> **WRITTEN REQUEST**
Rewrite the material below, replacing every instance of "Polygon shape" with "Freeform shape" and leaving everything else unchanged.

(Annotated region listings)
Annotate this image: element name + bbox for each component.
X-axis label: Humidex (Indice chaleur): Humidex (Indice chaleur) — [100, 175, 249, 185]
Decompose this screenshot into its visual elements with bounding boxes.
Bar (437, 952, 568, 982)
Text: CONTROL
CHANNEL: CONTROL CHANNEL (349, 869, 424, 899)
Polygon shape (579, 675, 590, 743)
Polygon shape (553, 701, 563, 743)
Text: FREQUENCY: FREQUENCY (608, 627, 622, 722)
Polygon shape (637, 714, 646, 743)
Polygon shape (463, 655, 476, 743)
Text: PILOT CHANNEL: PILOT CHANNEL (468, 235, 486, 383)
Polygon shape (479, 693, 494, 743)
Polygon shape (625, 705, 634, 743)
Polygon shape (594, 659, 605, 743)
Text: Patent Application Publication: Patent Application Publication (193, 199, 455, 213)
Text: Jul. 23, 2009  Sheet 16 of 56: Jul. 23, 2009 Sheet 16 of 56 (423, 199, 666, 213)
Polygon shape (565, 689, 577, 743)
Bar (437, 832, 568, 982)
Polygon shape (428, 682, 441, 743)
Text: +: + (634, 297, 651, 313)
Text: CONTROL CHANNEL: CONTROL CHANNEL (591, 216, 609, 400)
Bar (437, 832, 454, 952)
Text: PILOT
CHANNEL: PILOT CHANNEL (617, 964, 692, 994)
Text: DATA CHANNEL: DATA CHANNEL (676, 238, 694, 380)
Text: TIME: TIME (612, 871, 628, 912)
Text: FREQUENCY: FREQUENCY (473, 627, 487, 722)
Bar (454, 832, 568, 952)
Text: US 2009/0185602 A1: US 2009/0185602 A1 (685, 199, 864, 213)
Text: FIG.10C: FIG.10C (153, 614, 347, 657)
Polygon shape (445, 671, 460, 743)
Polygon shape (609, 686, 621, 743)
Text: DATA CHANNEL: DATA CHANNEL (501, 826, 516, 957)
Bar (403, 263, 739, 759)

> **TASK RESPONSE**
Annotate this image: element name + bbox for each component.
X-axis label: Humidex (Indice chaleur): Humidex (Indice chaleur) — [100, 175, 249, 185]
Decompose this screenshot into its visual elements with bounding boxes.
Bar (437, 952, 568, 982)
Text: CONTROL
CHANNEL: CONTROL CHANNEL (349, 869, 424, 899)
Freeform shape (579, 675, 590, 743)
Freeform shape (553, 701, 563, 743)
Text: FREQUENCY: FREQUENCY (608, 627, 622, 722)
Freeform shape (637, 714, 646, 743)
Freeform shape (463, 655, 476, 743)
Text: PILOT CHANNEL: PILOT CHANNEL (468, 235, 486, 383)
Freeform shape (479, 693, 494, 743)
Freeform shape (625, 705, 634, 743)
Freeform shape (594, 659, 605, 743)
Text: Patent Application Publication: Patent Application Publication (193, 199, 455, 213)
Text: Jul. 23, 2009  Sheet 16 of 56: Jul. 23, 2009 Sheet 16 of 56 (423, 199, 666, 213)
Freeform shape (565, 689, 577, 743)
Bar (437, 832, 568, 982)
Freeform shape (428, 682, 441, 743)
Text: +: + (634, 297, 651, 313)
Text: CONTROL CHANNEL: CONTROL CHANNEL (591, 216, 609, 400)
Bar (437, 832, 454, 952)
Text: PILOT
CHANNEL: PILOT CHANNEL (617, 964, 692, 994)
Text: DATA CHANNEL: DATA CHANNEL (676, 238, 694, 380)
Text: TIME: TIME (612, 871, 628, 912)
Text: FREQUENCY: FREQUENCY (473, 627, 487, 722)
Bar (454, 832, 568, 952)
Text: US 2009/0185602 A1: US 2009/0185602 A1 (685, 199, 864, 213)
Text: FIG.10C: FIG.10C (153, 614, 347, 657)
Freeform shape (445, 671, 460, 743)
Freeform shape (609, 686, 621, 743)
Text: DATA CHANNEL: DATA CHANNEL (501, 826, 516, 957)
Bar (403, 263, 739, 759)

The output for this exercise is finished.